* Problem set
A) From the Arduino text, pull out the passage from "The whole project" to "of the fun." word for word.
B) In the Arduino text, what are the chunks of code sent to an Arduino called?
C) Condense the paragraph of the Arduino text that begins "The whole project is Open Source" into a shorter version that keeps its main facts.

The whole project is Open Source, which means that the software is free and users share their programs and designs online. Don’t worry if you have never written program code. There is a huge range of ready written code for just about any job you might want to do. You soon learn how to adapt the code if you really need to. It’s all part of the fun.

The smallest Arduino (Nano) on the left and the largest (Mega) on the right. Images are not to scale relative to each other. (images: Arduino.cc)

How Does It Work?

An Arduino has several inputs of two types. Inputs are pins onto which you can put voltages:

  • Digital voltages, from a switch or other device, which have one of two values (0 and 1), for example 0V and 5V.
  • Analogue voltages from sensors detecting such things as light, sound, temperature, pressure, potentiometer voltages etc. These can have any value between say 0V and 5V. The Arduino digitises them, which means it measures them and gives the value a binary number, for example between 0 for 0V and 1023 for 5V. In binary these are 0000000000 and 1111111111. Ten Binary digITs (bits) are used so this is called ‘ten-bit resolution’. Remember, there are 10 types of people. Those who understand binary and those who don’t.

It also has several output pins from which signals may be sent:

  • Digital outputs give 1 and 0 in the form of a voltage, for example 0 or 5V. These could be used for switching lights, relays and so on.
  • Pulse width modulation outputs allow you to create varying signals. For example an on-off voltage could be used to drive a motor at different speeds, or a lamp at different brightnesses, by varying how long the signal is on rather than off (mark-space ratio). You could make sounds by sending varying signals to a loudspeaker. You can create the same servo signals that our receivers produce.

You either use standard code or write your own on your computer. You then send it to the Arduino through a lead. The chunks of code are called sketches. The software you need on your computer can be downloaded free of charge from the Arduino site.

How Might We Use One in a Model Aircraft?

Several ideas spring immediately to mind:

  • An Arduino can create the pulse width modulation signals that vary from 1 to 2 milliseconds in length, to operate our servos. They can drive low power servos directly but might need an additional board to boost the current for larger ones. If you have a scale model with complicated undercarriage doors and mechanisms, you could build a sequencer that drives the door servos and retracts at a chosen speed and in the order you want. The Arduino would read a start signal from a switched receiver channel and then go into its retract sequences.

* Data extract

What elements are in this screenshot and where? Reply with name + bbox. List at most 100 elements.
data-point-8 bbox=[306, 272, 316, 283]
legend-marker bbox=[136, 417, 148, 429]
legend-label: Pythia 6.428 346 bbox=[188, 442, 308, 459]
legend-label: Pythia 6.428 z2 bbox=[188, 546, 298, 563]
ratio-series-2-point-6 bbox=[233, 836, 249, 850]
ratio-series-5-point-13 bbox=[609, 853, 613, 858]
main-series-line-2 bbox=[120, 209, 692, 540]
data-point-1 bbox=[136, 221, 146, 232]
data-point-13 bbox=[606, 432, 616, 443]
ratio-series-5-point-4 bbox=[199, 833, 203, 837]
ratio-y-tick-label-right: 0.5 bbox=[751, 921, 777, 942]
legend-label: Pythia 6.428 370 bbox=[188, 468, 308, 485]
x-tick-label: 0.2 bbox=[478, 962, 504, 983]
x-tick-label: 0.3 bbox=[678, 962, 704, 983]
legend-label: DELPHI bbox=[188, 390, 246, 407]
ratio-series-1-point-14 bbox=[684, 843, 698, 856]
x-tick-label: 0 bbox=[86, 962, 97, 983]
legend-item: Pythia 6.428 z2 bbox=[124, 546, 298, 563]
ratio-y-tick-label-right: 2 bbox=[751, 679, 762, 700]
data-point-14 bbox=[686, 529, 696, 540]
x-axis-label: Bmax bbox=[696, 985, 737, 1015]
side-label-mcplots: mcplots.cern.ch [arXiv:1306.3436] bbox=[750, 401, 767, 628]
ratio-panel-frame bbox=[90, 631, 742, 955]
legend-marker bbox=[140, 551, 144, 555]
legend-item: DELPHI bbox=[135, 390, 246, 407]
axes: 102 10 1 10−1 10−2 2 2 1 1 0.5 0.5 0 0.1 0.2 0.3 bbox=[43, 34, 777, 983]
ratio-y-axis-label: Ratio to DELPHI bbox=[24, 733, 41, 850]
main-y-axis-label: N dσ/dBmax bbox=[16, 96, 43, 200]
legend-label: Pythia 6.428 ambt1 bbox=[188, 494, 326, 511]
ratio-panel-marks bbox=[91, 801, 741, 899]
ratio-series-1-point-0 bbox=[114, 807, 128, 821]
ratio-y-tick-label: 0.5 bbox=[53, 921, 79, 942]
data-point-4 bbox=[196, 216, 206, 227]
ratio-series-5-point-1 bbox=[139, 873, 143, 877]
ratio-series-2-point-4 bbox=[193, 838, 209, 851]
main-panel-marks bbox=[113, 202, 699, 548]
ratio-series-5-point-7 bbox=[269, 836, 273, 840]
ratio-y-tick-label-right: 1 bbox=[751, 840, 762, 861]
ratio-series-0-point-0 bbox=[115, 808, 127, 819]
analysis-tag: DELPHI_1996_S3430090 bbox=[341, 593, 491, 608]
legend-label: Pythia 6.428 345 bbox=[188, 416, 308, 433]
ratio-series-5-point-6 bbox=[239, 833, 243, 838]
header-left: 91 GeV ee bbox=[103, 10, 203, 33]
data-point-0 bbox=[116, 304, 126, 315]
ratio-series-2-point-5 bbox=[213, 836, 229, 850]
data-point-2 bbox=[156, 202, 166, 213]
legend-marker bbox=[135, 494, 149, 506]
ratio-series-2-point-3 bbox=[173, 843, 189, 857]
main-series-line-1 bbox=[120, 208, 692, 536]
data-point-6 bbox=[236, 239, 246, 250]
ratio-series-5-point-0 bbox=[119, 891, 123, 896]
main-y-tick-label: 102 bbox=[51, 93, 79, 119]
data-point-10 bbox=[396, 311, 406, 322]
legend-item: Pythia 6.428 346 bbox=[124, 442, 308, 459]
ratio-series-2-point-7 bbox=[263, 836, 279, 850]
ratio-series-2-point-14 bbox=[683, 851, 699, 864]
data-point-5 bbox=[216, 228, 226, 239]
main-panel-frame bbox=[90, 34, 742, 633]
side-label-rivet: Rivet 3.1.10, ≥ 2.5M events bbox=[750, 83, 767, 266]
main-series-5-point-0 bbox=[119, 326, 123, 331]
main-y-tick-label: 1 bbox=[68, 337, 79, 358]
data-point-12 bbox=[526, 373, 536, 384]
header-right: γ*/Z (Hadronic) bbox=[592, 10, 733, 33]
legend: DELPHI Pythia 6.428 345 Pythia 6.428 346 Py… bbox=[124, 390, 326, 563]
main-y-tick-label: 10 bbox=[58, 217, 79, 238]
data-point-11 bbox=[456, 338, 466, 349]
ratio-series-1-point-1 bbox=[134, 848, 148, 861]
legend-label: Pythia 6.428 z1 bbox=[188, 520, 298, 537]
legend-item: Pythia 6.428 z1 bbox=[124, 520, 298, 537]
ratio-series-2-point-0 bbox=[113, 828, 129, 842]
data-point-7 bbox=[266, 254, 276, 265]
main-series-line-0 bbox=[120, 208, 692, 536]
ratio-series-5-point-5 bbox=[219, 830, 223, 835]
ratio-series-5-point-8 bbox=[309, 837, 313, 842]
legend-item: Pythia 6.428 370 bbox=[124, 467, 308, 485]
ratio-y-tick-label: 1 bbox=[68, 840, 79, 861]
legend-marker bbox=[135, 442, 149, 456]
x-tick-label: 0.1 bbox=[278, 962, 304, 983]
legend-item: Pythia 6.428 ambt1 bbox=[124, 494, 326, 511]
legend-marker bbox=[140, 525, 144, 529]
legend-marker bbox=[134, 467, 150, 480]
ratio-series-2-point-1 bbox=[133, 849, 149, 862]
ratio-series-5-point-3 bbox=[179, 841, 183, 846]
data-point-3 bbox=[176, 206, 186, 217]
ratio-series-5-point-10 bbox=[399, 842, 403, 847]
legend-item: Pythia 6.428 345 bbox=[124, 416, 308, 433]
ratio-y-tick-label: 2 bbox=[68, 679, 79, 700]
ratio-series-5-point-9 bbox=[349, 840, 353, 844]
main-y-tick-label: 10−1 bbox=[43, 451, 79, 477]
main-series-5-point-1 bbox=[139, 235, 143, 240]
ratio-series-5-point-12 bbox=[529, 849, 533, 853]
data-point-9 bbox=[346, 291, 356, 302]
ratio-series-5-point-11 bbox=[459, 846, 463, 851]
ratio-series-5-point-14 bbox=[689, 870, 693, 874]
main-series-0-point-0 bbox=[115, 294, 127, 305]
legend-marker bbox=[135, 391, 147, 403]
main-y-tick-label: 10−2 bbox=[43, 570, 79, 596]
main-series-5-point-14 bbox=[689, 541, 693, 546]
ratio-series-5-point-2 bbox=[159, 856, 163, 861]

* Answer list
A)
The whole project is Open Source, which means that the software is free and users share their programs and designs online. Don’t worry if you have never written program code. There is a huge range of ready written code for just about any job you might want to do. You soon learn how to adapt the code if you really need to. It’s all part of the fun.

B) They are called sketches.

C) The project is Open Source: the software is free, and users share their programs and designs online. You don't need coding experience, because ready-written code exists for almost any job, and you soon learn to adapt it when needed.